Show every line that has the string "Japanese" in it.

═════ Data listing ═════

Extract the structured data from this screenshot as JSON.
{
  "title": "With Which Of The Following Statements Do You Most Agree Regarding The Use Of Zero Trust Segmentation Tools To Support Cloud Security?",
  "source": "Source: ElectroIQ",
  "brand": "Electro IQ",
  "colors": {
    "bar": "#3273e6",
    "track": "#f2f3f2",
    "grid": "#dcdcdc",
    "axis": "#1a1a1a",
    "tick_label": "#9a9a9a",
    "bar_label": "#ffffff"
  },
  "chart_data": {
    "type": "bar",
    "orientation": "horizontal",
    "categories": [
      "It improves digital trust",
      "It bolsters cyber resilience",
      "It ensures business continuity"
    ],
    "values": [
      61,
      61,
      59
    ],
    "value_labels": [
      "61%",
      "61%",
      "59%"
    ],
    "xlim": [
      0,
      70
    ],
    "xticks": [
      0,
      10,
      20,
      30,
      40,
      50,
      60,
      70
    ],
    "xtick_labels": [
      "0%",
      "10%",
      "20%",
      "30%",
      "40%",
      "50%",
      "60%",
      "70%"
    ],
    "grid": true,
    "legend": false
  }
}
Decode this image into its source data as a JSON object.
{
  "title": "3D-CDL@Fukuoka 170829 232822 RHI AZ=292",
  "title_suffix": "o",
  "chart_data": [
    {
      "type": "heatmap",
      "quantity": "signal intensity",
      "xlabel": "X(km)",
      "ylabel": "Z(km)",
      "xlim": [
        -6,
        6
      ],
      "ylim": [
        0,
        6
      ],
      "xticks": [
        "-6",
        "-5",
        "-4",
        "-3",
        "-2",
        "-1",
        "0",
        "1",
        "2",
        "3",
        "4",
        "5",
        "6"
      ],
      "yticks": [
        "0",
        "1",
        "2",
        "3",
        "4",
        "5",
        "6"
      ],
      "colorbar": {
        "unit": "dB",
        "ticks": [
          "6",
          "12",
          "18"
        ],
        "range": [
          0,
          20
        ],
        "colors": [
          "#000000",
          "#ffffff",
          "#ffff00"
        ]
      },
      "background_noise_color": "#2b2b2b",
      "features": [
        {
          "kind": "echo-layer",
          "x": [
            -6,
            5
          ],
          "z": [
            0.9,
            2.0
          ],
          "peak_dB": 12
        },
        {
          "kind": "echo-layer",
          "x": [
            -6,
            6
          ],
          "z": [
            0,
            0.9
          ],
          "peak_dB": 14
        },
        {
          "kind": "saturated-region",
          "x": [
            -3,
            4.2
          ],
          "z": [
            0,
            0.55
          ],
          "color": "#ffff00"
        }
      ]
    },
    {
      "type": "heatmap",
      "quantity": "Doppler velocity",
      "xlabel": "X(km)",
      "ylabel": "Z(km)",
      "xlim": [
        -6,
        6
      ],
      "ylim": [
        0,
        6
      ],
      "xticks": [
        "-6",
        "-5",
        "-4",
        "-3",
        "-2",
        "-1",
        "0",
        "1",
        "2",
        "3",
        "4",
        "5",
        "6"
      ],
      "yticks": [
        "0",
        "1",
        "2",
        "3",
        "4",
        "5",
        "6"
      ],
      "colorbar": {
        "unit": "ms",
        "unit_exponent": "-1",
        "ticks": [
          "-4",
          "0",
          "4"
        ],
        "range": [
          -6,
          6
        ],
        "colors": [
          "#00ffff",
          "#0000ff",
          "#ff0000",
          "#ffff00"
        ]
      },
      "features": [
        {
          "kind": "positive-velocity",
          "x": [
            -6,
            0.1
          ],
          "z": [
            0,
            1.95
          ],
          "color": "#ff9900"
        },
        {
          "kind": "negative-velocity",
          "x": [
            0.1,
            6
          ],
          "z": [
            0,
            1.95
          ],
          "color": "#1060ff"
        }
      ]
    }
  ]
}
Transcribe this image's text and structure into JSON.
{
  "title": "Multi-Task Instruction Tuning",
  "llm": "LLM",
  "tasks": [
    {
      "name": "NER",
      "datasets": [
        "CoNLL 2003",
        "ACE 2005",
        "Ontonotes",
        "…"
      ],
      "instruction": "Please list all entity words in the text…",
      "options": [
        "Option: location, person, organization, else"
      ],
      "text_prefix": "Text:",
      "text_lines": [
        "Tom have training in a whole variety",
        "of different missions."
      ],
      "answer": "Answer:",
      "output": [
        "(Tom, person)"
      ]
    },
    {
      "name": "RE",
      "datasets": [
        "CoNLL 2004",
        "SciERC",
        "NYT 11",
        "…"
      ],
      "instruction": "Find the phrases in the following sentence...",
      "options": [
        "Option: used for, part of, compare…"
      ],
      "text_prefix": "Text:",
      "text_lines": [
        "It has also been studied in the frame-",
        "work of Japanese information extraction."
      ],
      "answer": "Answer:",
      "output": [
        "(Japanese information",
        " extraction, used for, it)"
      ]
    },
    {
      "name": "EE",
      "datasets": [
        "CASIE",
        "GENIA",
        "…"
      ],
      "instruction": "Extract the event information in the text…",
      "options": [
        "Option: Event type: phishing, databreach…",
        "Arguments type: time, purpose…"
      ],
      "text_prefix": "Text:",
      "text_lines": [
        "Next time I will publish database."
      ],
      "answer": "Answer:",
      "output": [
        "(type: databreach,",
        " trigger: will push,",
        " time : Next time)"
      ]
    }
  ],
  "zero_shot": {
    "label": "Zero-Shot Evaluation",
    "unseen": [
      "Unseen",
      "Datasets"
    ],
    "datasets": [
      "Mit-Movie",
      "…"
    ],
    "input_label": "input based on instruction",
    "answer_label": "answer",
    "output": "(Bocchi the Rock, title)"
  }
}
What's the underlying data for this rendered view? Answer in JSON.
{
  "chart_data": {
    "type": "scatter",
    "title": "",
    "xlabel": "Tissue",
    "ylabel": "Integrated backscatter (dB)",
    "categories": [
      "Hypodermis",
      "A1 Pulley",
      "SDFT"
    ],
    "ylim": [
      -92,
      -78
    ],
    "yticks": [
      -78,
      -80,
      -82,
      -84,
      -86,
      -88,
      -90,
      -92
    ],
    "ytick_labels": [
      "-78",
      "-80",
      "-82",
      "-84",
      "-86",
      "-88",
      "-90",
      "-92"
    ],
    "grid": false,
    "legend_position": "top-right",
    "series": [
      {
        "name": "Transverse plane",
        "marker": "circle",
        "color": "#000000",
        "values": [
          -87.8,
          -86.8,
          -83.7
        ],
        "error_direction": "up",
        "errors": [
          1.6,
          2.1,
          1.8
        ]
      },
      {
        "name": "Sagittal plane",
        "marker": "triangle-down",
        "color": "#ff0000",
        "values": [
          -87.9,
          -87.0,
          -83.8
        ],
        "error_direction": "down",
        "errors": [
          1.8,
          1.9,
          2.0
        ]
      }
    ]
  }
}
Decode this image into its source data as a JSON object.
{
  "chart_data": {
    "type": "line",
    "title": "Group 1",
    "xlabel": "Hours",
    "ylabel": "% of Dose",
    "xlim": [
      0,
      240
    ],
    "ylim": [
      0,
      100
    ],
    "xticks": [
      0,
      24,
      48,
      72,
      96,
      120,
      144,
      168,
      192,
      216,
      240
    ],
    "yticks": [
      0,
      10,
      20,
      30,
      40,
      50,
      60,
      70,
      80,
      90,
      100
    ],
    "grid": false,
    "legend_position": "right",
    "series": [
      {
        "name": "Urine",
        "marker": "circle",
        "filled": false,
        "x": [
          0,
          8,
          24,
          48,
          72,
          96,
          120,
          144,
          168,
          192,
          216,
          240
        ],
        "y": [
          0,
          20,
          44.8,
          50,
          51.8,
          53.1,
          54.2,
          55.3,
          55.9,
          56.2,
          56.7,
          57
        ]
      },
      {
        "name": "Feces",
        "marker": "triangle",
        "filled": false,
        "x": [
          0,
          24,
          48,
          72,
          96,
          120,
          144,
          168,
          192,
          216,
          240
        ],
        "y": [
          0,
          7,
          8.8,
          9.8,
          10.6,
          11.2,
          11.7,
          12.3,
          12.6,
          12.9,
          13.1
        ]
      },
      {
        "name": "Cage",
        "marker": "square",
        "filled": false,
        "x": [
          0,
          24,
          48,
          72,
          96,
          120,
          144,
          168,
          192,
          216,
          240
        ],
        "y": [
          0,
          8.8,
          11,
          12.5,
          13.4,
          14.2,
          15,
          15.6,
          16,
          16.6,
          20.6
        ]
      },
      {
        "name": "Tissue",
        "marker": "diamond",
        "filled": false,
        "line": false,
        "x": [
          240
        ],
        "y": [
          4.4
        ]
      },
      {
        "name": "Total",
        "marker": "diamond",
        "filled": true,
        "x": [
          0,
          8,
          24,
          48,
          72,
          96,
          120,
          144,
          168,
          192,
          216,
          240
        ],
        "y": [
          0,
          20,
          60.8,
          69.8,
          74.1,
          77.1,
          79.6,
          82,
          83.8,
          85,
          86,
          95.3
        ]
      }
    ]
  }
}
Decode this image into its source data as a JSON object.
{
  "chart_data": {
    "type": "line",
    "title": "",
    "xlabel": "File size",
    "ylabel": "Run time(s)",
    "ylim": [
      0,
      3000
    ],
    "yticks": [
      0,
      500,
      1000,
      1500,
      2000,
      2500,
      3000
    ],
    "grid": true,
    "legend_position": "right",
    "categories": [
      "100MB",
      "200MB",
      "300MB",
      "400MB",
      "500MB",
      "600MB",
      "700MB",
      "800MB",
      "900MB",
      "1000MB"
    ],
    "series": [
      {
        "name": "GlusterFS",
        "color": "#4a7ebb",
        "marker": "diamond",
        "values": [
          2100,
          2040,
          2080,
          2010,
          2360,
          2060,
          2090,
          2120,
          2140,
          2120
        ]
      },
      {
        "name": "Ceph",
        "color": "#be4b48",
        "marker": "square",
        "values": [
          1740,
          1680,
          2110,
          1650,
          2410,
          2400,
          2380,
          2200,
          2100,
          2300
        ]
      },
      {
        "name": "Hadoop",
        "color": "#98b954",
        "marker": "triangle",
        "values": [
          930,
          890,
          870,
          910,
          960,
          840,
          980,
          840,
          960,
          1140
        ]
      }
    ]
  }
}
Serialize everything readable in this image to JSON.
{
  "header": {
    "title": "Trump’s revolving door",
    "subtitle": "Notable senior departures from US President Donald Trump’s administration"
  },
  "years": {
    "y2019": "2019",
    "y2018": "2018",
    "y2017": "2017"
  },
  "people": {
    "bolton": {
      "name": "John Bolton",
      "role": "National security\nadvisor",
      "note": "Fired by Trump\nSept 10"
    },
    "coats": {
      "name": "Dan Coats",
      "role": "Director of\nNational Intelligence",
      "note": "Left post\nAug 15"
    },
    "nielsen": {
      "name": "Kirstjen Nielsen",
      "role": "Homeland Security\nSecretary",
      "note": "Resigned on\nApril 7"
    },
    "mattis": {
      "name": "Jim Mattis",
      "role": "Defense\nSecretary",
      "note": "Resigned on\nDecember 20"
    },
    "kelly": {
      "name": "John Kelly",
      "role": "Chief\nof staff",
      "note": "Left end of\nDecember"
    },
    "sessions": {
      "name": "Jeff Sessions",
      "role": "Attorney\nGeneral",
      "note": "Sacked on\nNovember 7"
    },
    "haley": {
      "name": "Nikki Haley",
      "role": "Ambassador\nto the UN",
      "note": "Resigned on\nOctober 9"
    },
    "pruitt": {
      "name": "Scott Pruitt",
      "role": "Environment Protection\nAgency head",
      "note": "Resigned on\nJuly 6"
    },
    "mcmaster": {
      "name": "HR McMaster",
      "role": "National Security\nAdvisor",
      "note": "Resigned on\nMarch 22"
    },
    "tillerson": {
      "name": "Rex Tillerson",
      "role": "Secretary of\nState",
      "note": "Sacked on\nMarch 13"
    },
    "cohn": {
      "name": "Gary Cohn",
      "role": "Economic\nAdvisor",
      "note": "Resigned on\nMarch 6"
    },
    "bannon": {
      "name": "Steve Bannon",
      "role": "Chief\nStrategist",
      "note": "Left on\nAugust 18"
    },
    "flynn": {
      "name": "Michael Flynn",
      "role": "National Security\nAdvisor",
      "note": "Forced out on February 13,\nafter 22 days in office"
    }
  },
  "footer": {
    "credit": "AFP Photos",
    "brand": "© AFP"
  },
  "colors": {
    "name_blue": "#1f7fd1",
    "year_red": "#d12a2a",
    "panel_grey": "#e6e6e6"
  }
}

═════

**Correct output:**
        "work of Japanese information extraction."
        "(Japanese information",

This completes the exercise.